-- start Working data --
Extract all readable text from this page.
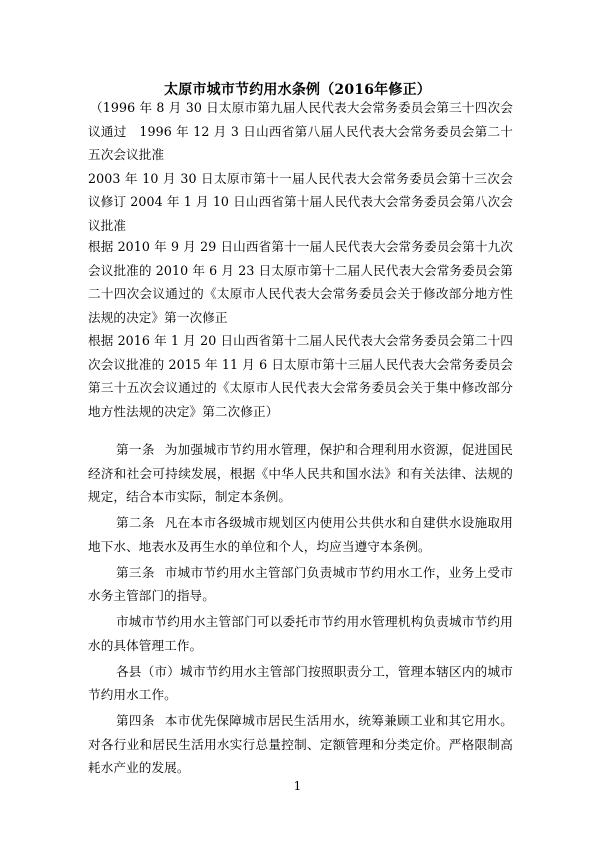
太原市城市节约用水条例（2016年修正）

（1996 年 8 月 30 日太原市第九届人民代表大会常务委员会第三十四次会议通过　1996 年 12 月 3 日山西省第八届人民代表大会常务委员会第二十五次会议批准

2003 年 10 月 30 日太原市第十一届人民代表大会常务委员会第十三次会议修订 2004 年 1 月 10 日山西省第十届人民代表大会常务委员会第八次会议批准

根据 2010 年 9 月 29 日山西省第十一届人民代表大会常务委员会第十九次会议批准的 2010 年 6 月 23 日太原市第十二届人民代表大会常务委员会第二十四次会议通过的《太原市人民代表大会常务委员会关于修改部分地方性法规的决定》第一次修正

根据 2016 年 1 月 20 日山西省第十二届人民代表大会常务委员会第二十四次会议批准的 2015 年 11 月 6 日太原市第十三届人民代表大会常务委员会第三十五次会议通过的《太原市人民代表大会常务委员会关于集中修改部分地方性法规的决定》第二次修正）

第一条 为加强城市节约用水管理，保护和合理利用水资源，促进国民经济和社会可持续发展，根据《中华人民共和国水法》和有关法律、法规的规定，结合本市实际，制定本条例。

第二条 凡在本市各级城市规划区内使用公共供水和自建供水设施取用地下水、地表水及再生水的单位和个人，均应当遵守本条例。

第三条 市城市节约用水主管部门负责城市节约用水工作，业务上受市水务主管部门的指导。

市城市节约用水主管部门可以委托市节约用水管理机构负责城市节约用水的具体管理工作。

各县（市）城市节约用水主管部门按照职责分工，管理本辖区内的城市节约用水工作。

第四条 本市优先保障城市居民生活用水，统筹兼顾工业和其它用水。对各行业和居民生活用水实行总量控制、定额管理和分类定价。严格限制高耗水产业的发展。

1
-- end Working data --
-- start Working data --
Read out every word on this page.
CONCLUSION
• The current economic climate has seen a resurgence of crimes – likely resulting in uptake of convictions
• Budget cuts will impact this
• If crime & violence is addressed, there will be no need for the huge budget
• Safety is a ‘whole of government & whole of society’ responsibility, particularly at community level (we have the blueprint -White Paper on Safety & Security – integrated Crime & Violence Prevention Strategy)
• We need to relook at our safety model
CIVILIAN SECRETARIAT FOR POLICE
-- end Working data --
Work instructions:
Which lines in the data above contain "will"? Show each one.

Task result:
• Budget cuts will impact this
• If crime & violence is addressed, there will be no need for the huge budget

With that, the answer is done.